> Stated task
In the listing that follows, count each line containing the string "most" and report only the count.

> Record extracts
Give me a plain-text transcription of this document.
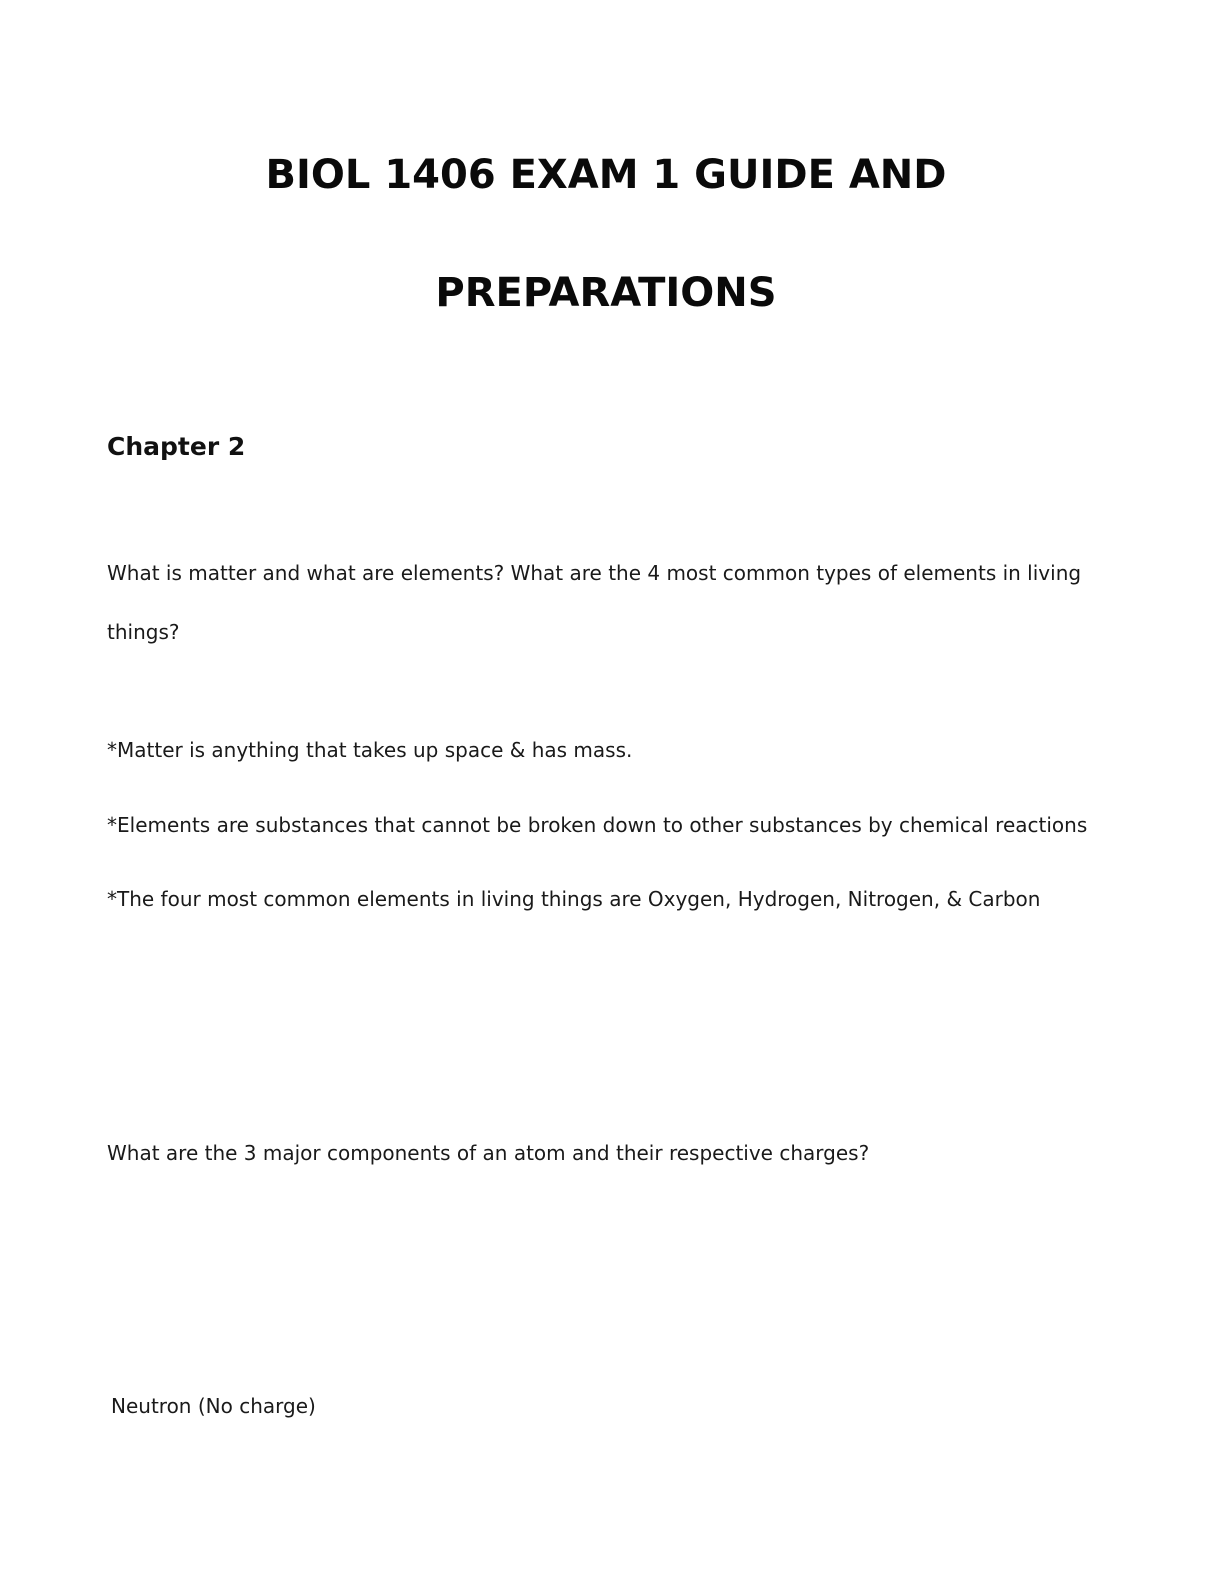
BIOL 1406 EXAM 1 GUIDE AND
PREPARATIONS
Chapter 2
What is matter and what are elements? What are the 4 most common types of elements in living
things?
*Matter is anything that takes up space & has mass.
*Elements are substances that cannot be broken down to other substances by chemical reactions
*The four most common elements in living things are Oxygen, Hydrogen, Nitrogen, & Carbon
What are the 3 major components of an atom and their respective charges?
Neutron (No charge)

> In response
2